EXERCISE BRIEF: Reproduce the material word for word; the images stay out.

DATA PROVIDED:
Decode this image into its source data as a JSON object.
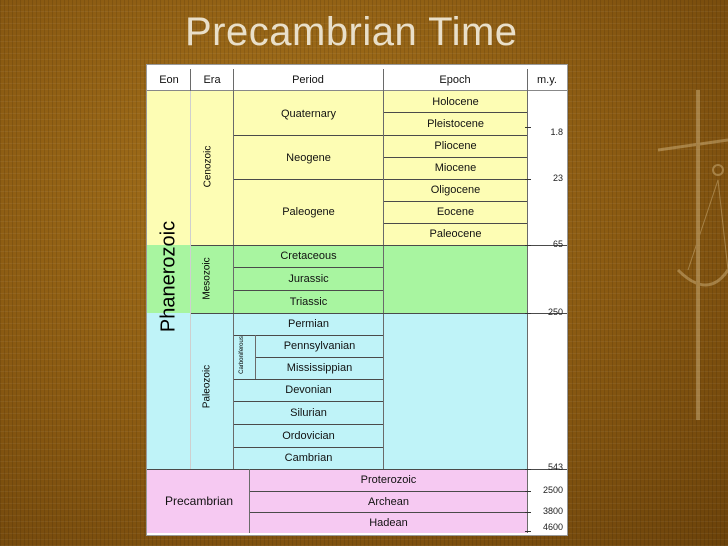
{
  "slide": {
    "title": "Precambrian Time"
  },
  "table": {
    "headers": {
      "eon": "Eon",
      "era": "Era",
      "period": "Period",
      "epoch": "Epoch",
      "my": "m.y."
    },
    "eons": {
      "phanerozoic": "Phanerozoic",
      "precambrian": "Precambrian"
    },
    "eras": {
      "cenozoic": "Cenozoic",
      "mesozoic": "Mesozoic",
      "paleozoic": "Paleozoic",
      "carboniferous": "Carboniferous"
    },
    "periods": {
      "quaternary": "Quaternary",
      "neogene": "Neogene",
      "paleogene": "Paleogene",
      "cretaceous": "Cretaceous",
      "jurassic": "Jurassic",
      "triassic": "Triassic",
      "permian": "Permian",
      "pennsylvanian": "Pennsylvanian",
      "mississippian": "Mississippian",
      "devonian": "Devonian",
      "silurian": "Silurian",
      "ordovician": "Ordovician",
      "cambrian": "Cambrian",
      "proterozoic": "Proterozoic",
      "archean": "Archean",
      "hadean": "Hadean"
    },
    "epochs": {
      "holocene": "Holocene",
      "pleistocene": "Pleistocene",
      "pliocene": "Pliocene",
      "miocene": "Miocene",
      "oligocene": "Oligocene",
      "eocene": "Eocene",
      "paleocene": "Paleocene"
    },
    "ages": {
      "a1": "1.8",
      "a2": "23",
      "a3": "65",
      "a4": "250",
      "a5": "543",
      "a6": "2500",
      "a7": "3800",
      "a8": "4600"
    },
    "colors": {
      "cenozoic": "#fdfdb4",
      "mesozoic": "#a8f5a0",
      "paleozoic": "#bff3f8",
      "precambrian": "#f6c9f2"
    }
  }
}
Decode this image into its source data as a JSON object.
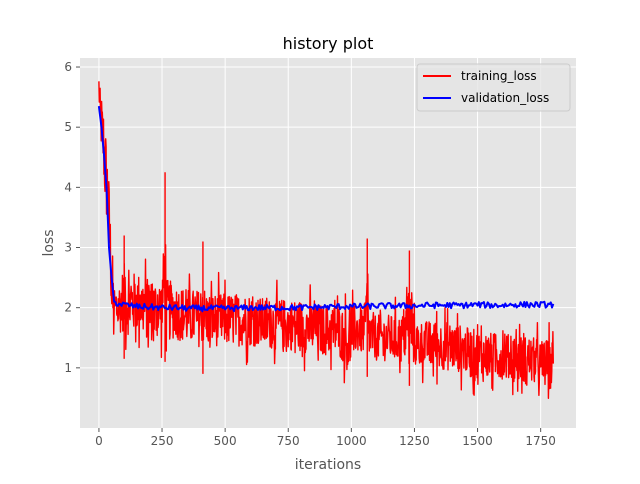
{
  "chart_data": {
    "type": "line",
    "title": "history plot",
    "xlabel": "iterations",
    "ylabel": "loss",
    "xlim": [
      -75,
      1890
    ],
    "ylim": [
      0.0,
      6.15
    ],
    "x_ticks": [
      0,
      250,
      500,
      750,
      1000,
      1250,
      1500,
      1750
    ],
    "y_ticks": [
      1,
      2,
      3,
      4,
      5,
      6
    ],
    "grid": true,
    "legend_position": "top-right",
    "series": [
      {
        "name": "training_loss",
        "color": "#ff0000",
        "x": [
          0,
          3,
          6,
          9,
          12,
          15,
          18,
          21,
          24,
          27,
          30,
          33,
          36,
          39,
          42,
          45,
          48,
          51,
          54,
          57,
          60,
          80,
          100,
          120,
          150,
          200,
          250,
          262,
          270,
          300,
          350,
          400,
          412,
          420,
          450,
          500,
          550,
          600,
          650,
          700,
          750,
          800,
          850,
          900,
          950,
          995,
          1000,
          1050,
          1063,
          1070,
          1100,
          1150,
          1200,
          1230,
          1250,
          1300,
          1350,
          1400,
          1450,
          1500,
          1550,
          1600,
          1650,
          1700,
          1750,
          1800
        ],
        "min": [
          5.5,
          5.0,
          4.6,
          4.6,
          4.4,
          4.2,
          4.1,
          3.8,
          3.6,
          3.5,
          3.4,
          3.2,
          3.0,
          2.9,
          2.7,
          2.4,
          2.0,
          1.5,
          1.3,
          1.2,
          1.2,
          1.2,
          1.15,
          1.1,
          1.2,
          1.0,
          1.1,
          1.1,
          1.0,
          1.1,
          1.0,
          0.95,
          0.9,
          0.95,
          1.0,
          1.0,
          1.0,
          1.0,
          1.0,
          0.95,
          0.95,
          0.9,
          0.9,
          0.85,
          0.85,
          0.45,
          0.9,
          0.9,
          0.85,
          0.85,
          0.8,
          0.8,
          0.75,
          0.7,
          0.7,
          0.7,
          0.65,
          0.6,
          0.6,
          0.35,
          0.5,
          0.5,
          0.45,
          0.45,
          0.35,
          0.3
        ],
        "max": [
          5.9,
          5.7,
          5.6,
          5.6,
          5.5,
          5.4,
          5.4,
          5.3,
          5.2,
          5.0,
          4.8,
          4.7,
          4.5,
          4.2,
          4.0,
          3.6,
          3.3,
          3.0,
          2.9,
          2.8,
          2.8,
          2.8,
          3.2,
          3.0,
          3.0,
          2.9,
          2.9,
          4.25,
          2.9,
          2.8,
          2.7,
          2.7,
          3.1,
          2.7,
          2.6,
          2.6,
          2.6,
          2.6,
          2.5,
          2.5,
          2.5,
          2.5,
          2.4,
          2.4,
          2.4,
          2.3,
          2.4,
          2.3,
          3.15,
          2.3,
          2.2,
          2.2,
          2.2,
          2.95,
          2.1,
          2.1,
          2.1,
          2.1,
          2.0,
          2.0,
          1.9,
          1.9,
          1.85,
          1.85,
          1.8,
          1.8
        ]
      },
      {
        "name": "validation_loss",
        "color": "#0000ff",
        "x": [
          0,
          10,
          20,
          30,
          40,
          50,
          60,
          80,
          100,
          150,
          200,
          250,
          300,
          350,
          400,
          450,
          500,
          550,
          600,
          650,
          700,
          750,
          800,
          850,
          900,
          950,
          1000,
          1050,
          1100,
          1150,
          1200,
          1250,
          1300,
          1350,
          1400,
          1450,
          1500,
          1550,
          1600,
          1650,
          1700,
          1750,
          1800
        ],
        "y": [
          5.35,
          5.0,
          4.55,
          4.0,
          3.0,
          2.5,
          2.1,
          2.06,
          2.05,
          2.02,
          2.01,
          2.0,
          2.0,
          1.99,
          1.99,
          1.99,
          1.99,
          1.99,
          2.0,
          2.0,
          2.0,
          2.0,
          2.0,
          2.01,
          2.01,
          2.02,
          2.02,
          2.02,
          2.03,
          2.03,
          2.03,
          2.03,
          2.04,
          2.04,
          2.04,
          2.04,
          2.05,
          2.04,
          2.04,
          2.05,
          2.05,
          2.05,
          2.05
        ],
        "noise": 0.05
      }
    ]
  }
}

EXERCISE RESULT:
Decode this image into its source data as a JSON object.
{
  "slide": {
    "title": "Precambrian Time"
  },
  "table": {
    "headers": {
      "eon": "Eon",
      "era": "Era",
      "period": "Period",
      "epoch": "Epoch",
      "my": "m.y."
    },
    "eons": {
      "phanerozoic": "Phanerozoic",
      "precambrian": "Precambrian"
    },
    "eras": {
      "cenozoic": "Cenozoic",
      "mesozoic": "Mesozoic",
      "paleozoic": "Paleozoic",
      "carboniferous": "Carboniferous"
    },
    "periods": {
      "quaternary": "Quaternary",
      "neogene": "Neogene",
      "paleogene": "Paleogene",
      "cretaceous": "Cretaceous",
      "jurassic": "Jurassic",
      "triassic": "Triassic",
      "permian": "Permian",
      "pennsylvanian": "Pennsylvanian",
      "mississippian": "Mississippian",
      "devonian": "Devonian",
      "silurian": "Silurian",
      "ordovician": "Ordovician",
      "cambrian": "Cambrian",
      "proterozoic": "Proterozoic",
      "archean": "Archean",
      "hadean": "Hadean"
    },
    "epochs": {
      "holocene": "Holocene",
      "pleistocene": "Pleistocene",
      "pliocene": "Pliocene",
      "miocene": "Miocene",
      "oligocene": "Oligocene",
      "eocene": "Eocene",
      "paleocene": "Paleocene"
    },
    "ages": {
      "a1": "1.8",
      "a2": "23",
      "a3": "65",
      "a4": "250",
      "a5": "543",
      "a6": "2500",
      "a7": "3800",
      "a8": "4600"
    },
    "colors": {
      "cenozoic": "#fdfdb4",
      "mesozoic": "#a8f5a0",
      "paleozoic": "#bff3f8",
      "precambrian": "#f6c9f2"
    }
  }
}
Decode this image into its source data as a JSON object.
{
  "chart_data": {
    "type": "line",
    "title": "history plot",
    "xlabel": "iterations",
    "ylabel": "loss",
    "xlim": [
      -75,
      1890
    ],
    "ylim": [
      0.0,
      6.15
    ],
    "x_ticks": [
      0,
      250,
      500,
      750,
      1000,
      1250,
      1500,
      1750
    ],
    "y_ticks": [
      1,
      2,
      3,
      4,
      5,
      6
    ],
    "grid": true,
    "legend_position": "top-right",
    "series": [
      {
        "name": "training_loss",
        "color": "#ff0000",
        "x": [
          0,
          3,
          6,
          9,
          12,
          15,
          18,
          21,
          24,
          27,
          30,
          33,
          36,
          39,
          42,
          45,
          48,
          51,
          54,
          57,
          60,
          80,
          100,
          120,
          150,
          200,
          250,
          262,
          270,
          300,
          350,
          400,
          412,
          420,
          450,
          500,
          550,
          600,
          650,
          700,
          750,
          800,
          850,
          900,
          950,
          995,
          1000,
          1050,
          1063,
          1070,
          1100,
          1150,
          1200,
          1230,
          1250,
          1300,
          1350,
          1400,
          1450,
          1500,
          1550,
          1600,
          1650,
          1700,
          1750,
          1800
        ],
        "min": [
          5.5,
          5.0,
          4.6,
          4.6,
          4.4,
          4.2,
          4.1,
          3.8,
          3.6,
          3.5,
          3.4,
          3.2,
          3.0,
          2.9,
          2.7,
          2.4,
          2.0,
          1.5,
          1.3,
          1.2,
          1.2,
          1.2,
          1.15,
          1.1,
          1.2,
          1.0,
          1.1,
          1.1,
          1.0,
          1.1,
          1.0,
          0.95,
          0.9,
          0.95,
          1.0,
          1.0,
          1.0,
          1.0,
          1.0,
          0.95,
          0.95,
          0.9,
          0.9,
          0.85,
          0.85,
          0.45,
          0.9,
          0.9,
          0.85,
          0.85,
          0.8,
          0.8,
          0.75,
          0.7,
          0.7,
          0.7,
          0.65,
          0.6,
          0.6,
          0.35,
          0.5,
          0.5,
          0.45,
          0.45,
          0.35,
          0.3
        ],
        "max": [
          5.9,
          5.7,
          5.6,
          5.6,
          5.5,
          5.4,
          5.4,
          5.3,
          5.2,
          5.0,
          4.8,
          4.7,
          4.5,
          4.2,
          4.0,
          3.6,
          3.3,
          3.0,
          2.9,
          2.8,
          2.8,
          2.8,
          3.2,
          3.0,
          3.0,
          2.9,
          2.9,
          4.25,
          2.9,
          2.8,
          2.7,
          2.7,
          3.1,
          2.7,
          2.6,
          2.6,
          2.6,
          2.6,
          2.5,
          2.5,
          2.5,
          2.5,
          2.4,
          2.4,
          2.4,
          2.3,
          2.4,
          2.3,
          3.15,
          2.3,
          2.2,
          2.2,
          2.2,
          2.95,
          2.1,
          2.1,
          2.1,
          2.1,
          2.0,
          2.0,
          1.9,
          1.9,
          1.85,
          1.85,
          1.8,
          1.8
        ]
      },
      {
        "name": "validation_loss",
        "color": "#0000ff",
        "x": [
          0,
          10,
          20,
          30,
          40,
          50,
          60,
          80,
          100,
          150,
          200,
          250,
          300,
          350,
          400,
          450,
          500,
          550,
          600,
          650,
          700,
          750,
          800,
          850,
          900,
          950,
          1000,
          1050,
          1100,
          1150,
          1200,
          1250,
          1300,
          1350,
          1400,
          1450,
          1500,
          1550,
          1600,
          1650,
          1700,
          1750,
          1800
        ],
        "y": [
          5.35,
          5.0,
          4.55,
          4.0,
          3.0,
          2.5,
          2.1,
          2.06,
          2.05,
          2.02,
          2.01,
          2.0,
          2.0,
          1.99,
          1.99,
          1.99,
          1.99,
          1.99,
          2.0,
          2.0,
          2.0,
          2.0,
          2.0,
          2.01,
          2.01,
          2.02,
          2.02,
          2.02,
          2.03,
          2.03,
          2.03,
          2.03,
          2.04,
          2.04,
          2.04,
          2.04,
          2.05,
          2.04,
          2.04,
          2.05,
          2.05,
          2.05,
          2.05
        ],
        "noise": 0.05
      }
    ]
  }
}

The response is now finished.